[Start Entries provided]
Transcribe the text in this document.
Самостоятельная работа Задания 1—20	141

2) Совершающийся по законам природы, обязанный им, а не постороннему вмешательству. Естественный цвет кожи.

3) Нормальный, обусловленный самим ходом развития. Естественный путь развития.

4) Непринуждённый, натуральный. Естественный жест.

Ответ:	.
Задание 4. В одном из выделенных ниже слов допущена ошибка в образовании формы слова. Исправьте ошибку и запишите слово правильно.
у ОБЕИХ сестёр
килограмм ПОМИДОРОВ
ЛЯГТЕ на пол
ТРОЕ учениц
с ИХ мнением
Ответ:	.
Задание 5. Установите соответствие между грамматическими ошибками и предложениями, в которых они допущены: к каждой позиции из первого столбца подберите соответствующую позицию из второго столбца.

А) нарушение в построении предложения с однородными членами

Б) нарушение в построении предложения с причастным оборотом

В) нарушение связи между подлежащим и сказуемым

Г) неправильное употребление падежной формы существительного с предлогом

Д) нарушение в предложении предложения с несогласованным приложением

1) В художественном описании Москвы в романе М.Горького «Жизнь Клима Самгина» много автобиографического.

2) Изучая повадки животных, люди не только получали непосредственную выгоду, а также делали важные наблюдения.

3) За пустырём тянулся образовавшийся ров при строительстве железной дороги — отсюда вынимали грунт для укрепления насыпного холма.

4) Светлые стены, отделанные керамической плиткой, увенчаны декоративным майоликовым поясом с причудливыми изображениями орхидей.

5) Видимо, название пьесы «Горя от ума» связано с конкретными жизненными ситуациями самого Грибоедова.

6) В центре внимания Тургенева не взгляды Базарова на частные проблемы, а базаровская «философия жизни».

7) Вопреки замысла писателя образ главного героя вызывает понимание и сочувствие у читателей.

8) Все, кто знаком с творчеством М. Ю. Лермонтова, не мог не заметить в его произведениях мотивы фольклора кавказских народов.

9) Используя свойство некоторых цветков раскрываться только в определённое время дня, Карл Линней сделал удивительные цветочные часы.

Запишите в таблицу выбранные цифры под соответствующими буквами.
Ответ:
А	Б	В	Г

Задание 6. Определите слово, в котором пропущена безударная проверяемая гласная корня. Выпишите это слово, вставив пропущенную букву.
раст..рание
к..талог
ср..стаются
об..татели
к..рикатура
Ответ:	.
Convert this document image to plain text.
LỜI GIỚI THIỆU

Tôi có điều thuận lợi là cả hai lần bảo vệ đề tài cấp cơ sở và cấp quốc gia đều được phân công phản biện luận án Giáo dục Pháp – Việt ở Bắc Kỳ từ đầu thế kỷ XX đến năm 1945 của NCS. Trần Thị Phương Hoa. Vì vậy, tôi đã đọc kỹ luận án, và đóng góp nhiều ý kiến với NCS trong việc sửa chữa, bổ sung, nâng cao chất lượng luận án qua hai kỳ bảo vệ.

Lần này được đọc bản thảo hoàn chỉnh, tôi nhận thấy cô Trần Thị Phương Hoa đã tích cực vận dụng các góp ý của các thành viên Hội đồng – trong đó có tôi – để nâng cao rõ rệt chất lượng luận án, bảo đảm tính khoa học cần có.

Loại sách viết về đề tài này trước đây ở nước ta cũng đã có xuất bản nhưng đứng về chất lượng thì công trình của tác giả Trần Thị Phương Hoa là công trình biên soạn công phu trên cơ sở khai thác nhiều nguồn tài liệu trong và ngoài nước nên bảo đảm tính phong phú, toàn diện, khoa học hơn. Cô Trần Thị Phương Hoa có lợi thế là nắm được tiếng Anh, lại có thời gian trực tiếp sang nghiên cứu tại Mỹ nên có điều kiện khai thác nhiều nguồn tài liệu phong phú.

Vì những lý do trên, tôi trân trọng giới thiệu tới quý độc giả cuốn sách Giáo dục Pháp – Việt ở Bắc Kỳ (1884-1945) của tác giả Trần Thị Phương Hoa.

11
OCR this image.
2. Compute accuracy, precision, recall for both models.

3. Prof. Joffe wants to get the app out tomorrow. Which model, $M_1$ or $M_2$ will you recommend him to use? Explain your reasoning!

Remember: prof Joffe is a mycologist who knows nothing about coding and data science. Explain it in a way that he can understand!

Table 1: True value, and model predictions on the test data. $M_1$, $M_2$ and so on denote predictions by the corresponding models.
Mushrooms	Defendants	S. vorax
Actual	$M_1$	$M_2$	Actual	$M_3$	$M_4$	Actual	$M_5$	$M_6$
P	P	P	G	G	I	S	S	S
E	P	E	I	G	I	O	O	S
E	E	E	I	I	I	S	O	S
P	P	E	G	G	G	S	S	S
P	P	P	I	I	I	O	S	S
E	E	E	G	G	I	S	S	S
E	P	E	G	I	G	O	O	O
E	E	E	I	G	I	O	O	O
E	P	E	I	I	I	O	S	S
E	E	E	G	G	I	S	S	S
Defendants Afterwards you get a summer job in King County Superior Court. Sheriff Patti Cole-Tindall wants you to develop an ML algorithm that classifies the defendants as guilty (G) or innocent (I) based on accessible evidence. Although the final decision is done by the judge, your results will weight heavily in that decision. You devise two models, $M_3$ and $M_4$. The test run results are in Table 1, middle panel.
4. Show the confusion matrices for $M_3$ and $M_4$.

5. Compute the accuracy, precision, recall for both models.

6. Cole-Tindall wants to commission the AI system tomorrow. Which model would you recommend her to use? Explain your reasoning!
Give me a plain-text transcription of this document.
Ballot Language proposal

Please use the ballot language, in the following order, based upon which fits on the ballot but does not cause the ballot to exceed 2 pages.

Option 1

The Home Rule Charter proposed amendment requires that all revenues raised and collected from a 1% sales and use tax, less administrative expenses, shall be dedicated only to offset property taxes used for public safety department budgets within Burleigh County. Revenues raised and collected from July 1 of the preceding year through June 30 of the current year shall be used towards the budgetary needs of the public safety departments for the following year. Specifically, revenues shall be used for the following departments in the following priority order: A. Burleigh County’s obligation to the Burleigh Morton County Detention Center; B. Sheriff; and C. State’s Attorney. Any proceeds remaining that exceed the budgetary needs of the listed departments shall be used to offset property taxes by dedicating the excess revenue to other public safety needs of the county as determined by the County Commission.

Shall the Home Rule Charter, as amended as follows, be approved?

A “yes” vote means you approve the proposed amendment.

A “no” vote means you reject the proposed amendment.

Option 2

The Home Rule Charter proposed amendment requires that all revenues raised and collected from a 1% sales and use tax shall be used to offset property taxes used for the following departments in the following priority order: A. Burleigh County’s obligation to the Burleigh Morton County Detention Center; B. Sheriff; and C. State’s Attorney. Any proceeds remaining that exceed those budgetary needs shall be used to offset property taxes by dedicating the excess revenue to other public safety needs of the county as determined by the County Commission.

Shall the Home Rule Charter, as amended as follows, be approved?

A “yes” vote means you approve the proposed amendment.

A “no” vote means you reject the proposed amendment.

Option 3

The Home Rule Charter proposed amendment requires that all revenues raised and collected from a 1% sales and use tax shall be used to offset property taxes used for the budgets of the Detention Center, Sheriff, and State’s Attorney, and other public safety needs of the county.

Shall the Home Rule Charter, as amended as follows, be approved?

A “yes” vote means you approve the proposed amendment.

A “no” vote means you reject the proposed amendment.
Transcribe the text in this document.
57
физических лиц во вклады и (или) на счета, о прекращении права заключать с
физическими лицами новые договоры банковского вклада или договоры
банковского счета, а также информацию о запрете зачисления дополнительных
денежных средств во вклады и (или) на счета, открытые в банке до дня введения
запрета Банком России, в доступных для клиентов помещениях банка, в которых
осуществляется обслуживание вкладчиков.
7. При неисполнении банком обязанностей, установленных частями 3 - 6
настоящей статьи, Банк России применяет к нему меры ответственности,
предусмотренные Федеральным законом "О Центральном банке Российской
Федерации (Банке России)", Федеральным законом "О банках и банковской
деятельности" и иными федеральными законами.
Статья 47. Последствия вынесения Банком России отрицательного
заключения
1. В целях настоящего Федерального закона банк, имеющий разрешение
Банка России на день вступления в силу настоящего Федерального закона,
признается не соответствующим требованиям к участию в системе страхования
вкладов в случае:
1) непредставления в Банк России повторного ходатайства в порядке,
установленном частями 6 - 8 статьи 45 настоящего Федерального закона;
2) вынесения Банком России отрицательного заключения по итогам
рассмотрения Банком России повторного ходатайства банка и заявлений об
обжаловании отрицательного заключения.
[End Entries provided]
◆ Goal ◆
Copy all lines from the listing that contain "Задание".

◆ Response to the exercise ◆
Задание 4. В одном из выделенных ниже слов допущена ошибка в образовании формы слова. Исправьте ошибку и запишите слово правильно.
Задание 5. Установите соответствие между грамматическими ошибками и предложениями, в которых они допущены: к каждой позиции из первого столбца подберите соответствующую позицию из второго столбца.
Задание 6. Определите слово, в котором пропущена безударная проверяемая гласная корня. Выпишите это слово, вставив пропущенную букву.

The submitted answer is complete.